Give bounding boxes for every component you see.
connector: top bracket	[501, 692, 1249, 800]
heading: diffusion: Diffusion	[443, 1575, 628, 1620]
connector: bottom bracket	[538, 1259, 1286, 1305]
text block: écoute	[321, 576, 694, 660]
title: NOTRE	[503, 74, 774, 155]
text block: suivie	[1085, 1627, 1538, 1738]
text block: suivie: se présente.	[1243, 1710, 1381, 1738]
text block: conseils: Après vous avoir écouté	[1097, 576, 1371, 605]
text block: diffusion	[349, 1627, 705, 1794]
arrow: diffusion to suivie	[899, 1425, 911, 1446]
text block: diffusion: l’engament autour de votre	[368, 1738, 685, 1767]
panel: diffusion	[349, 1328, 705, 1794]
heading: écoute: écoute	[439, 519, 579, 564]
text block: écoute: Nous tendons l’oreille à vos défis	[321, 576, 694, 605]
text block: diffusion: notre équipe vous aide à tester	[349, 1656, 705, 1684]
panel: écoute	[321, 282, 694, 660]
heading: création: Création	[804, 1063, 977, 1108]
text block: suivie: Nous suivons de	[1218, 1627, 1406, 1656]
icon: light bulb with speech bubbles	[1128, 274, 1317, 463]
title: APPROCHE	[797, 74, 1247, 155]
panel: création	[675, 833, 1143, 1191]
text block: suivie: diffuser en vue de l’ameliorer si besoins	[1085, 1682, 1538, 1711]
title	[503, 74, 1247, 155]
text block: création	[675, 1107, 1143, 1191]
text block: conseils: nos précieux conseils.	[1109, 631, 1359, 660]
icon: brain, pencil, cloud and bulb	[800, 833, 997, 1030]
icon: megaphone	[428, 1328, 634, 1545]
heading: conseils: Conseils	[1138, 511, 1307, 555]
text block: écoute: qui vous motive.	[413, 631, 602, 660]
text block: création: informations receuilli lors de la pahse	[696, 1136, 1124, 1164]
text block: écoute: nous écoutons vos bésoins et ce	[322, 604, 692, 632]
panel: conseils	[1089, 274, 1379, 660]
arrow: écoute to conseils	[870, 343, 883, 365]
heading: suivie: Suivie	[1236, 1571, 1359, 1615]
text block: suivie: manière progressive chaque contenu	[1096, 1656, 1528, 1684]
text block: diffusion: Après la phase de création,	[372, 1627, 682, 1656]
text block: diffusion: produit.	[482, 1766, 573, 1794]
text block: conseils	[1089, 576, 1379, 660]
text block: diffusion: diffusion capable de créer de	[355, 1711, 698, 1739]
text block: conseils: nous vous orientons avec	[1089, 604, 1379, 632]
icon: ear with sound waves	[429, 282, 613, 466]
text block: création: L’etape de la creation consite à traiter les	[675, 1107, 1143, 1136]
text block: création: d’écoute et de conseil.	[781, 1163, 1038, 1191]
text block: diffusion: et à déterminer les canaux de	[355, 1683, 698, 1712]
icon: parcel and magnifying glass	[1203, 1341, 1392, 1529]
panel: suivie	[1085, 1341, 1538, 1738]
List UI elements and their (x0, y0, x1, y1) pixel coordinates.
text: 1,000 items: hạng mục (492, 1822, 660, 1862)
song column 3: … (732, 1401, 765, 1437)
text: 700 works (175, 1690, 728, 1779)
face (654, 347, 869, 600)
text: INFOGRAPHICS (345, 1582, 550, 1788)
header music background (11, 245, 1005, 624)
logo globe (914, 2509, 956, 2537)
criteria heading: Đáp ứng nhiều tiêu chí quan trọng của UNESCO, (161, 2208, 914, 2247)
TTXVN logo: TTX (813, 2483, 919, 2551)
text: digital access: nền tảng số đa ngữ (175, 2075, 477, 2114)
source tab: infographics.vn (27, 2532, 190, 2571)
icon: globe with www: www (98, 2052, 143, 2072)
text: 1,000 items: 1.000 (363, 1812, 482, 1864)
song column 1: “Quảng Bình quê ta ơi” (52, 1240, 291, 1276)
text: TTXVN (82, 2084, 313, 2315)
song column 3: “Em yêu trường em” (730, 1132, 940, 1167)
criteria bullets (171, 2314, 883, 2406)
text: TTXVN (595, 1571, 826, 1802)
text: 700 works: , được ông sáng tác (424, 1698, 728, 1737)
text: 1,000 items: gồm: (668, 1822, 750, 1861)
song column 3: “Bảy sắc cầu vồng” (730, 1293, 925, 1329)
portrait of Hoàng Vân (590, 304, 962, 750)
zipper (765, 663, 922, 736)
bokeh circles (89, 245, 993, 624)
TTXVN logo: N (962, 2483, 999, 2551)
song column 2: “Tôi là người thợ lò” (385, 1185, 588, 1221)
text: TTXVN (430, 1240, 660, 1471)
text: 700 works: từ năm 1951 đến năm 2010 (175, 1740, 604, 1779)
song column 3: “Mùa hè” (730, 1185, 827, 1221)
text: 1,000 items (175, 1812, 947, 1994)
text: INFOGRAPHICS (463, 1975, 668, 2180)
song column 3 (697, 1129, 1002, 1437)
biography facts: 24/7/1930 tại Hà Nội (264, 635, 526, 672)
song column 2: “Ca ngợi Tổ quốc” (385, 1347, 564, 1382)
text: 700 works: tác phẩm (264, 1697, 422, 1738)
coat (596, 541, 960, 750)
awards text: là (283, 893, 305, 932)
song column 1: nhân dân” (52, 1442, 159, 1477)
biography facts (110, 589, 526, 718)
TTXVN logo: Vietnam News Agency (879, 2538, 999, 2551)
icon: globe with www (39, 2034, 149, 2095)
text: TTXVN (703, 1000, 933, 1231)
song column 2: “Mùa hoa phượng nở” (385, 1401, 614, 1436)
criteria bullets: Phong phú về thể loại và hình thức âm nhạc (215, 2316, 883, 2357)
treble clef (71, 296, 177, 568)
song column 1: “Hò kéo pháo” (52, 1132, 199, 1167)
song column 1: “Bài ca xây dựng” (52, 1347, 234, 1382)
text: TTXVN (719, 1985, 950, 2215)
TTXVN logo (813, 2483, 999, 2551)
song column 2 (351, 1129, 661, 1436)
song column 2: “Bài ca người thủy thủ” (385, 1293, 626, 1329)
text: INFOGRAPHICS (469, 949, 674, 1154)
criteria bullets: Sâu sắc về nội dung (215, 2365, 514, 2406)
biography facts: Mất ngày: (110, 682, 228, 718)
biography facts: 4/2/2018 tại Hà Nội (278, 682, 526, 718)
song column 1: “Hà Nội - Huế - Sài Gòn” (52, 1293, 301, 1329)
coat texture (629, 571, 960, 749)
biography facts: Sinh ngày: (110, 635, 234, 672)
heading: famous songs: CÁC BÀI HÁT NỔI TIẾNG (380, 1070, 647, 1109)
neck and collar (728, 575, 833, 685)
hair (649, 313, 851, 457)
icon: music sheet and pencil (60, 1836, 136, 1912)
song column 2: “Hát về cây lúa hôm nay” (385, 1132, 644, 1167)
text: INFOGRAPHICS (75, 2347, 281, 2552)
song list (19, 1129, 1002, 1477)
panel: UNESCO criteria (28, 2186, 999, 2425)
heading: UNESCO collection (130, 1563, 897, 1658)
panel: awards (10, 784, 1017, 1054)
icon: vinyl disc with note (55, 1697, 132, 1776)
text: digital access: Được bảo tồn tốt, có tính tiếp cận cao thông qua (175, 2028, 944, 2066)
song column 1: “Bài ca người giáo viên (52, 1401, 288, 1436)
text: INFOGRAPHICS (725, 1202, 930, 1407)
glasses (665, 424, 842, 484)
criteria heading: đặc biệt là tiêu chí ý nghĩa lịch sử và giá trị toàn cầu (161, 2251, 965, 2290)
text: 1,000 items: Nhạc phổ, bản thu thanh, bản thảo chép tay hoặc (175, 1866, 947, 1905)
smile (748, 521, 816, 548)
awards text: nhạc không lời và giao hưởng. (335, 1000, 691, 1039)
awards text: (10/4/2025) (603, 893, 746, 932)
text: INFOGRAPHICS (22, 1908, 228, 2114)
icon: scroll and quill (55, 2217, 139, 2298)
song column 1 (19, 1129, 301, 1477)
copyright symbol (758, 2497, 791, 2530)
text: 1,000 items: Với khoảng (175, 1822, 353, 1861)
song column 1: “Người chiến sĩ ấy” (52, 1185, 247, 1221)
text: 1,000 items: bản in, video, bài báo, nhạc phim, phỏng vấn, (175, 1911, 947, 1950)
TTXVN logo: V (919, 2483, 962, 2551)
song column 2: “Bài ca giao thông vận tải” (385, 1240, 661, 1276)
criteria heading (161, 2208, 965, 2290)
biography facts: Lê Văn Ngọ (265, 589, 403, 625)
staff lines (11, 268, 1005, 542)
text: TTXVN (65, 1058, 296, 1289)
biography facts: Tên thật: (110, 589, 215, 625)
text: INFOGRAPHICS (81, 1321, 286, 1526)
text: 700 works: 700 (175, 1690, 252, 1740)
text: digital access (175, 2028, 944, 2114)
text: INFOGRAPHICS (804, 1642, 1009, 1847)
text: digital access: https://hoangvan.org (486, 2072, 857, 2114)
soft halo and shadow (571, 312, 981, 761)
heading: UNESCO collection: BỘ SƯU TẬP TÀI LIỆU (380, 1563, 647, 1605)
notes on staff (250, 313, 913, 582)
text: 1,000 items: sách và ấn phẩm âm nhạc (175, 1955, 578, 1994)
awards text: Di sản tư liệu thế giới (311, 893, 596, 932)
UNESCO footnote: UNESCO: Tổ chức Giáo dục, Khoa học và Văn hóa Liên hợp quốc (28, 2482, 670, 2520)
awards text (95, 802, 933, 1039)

────────────────────────────────────────

EXERCISE OBJECTIVE: Rewrite the records from the first line through the line containing "1627, 1538, 1738]", replacing "bracket" with "brace" and keeping everything else the same.

THE ANSWER:
Give bounding boxes for every component you see.
connector: top brace	[501, 692, 1249, 800]
heading: diffusion: Diffusion	[443, 1575, 628, 1620]
connector: bottom brace	[538, 1259, 1286, 1305]
text block: écoute	[321, 576, 694, 660]
title: NOTRE	[503, 74, 774, 155]
text block: suivie	[1085, 1627, 1538, 1738]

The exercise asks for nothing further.